------ Recorded information ------

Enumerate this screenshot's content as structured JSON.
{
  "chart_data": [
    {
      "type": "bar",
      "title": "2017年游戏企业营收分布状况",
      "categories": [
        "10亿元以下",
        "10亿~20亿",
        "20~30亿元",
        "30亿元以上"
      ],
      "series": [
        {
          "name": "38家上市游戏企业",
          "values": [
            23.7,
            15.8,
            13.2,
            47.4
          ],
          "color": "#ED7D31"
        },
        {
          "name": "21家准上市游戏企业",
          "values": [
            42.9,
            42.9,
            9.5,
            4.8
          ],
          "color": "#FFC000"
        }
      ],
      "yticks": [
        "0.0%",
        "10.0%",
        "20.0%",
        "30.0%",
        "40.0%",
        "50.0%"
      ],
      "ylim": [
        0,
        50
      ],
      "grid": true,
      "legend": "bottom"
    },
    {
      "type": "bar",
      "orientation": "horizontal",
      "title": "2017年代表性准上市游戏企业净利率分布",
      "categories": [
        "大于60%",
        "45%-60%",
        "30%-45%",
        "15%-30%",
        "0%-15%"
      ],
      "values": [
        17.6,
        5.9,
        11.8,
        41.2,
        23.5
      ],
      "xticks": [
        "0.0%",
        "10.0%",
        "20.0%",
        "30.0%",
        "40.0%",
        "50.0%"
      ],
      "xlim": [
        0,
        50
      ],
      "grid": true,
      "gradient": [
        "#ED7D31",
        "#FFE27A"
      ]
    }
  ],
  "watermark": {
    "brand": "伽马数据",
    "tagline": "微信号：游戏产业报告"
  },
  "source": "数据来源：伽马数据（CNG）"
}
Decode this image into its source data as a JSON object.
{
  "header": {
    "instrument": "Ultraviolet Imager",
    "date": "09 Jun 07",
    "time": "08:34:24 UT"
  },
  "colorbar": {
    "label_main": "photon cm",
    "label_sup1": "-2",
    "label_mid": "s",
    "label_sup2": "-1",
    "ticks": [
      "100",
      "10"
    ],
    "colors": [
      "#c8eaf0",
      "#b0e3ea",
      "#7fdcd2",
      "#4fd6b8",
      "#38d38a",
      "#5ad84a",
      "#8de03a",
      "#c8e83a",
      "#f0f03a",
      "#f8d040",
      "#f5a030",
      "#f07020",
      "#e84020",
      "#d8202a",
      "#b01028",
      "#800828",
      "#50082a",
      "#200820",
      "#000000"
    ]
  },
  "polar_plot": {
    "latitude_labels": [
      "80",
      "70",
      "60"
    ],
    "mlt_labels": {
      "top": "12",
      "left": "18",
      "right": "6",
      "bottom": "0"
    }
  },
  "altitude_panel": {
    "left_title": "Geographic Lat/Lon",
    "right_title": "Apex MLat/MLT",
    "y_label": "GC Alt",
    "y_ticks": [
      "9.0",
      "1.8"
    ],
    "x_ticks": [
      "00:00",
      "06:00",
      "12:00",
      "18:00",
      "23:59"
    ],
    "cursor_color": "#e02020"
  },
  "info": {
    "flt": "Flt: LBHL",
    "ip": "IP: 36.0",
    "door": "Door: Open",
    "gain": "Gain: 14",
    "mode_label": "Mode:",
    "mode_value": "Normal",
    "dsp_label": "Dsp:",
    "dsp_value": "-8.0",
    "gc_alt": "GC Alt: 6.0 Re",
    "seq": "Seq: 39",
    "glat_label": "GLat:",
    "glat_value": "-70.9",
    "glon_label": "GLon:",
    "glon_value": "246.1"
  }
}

------

Short problem
Write an exact transcription of every entry above.

Output below
Enumerate this screenshot's content as structured JSON.
{
  "chart_data": [
    {
      "type": "bar",
      "title": "2017年游戏企业营收分布状况",
      "categories": [
        "10亿元以下",
        "10亿~20亿",
        "20~30亿元",
        "30亿元以上"
      ],
      "series": [
        {
          "name": "38家上市游戏企业",
          "values": [
            23.7,
            15.8,
            13.2,
            47.4
          ],
          "color": "#ED7D31"
        },
        {
          "name": "21家准上市游戏企业",
          "values": [
            42.9,
            42.9,
            9.5,
            4.8
          ],
          "color": "#FFC000"
        }
      ],
      "yticks": [
        "0.0%",
        "10.0%",
        "20.0%",
        "30.0%",
        "40.0%",
        "50.0%"
      ],
      "ylim": [
        0,
        50
      ],
      "grid": true,
      "legend": "bottom"
    },
    {
      "type": "bar",
      "orientation": "horizontal",
      "title": "2017年代表性准上市游戏企业净利率分布",
      "categories": [
        "大于60%",
        "45%-60%",
        "30%-45%",
        "15%-30%",
        "0%-15%"
      ],
      "values": [
        17.6,
        5.9,
        11.8,
        41.2,
        23.5
      ],
      "xticks": [
        "0.0%",
        "10.0%",
        "20.0%",
        "30.0%",
        "40.0%",
        "50.0%"
      ],
      "xlim": [
        0,
        50
      ],
      "grid": true,
      "gradient": [
        "#ED7D31",
        "#FFE27A"
      ]
    }
  ],
  "watermark": {
    "brand": "伽马数据",
    "tagline": "微信号：游戏产业报告"
  },
  "source": "数据来源：伽马数据（CNG）"
}
Decode this image into its source data as a JSON object.
{
  "header": {
    "instrument": "Ultraviolet Imager",
    "date": "09 Jun 07",
    "time": "08:34:24 UT"
  },
  "colorbar": {
    "label_main": "photon cm",
    "label_sup1": "-2",
    "label_mid": "s",
    "label_sup2": "-1",
    "ticks": [
      "100",
      "10"
    ],
    "colors": [
      "#c8eaf0",
      "#b0e3ea",
      "#7fdcd2",
      "#4fd6b8",
      "#38d38a",
      "#5ad84a",
      "#8de03a",
      "#c8e83a",
      "#f0f03a",
      "#f8d040",
      "#f5a030",
      "#f07020",
      "#e84020",
      "#d8202a",
      "#b01028",
      "#800828",
      "#50082a",
      "#200820",
      "#000000"
    ]
  },
  "polar_plot": {
    "latitude_labels": [
      "80",
      "70",
      "60"
    ],
    "mlt_labels": {
      "top": "12",
      "left": "18",
      "right": "6",
      "bottom": "0"
    }
  },
  "altitude_panel": {
    "left_title": "Geographic Lat/Lon",
    "right_title": "Apex MLat/MLT",
    "y_label": "GC Alt",
    "y_ticks": [
      "9.0",
      "1.8"
    ],
    "x_ticks": [
      "00:00",
      "06:00",
      "12:00",
      "18:00",
      "23:59"
    ],
    "cursor_color": "#e02020"
  },
  "info": {
    "flt": "Flt: LBHL",
    "ip": "IP: 36.0",
    "door": "Door: Open",
    "gain": "Gain: 14",
    "mode_label": "Mode:",
    "mode_value": "Normal",
    "dsp_label": "Dsp:",
    "dsp_value": "-8.0",
    "gc_alt": "GC Alt: 6.0 Re",
    "seq": "Seq: 39",
    "glat_label": "GLat:",
    "glat_value": "-70.9",
    "glon_label": "GLon:",
    "glon_value": "246.1"
  }
}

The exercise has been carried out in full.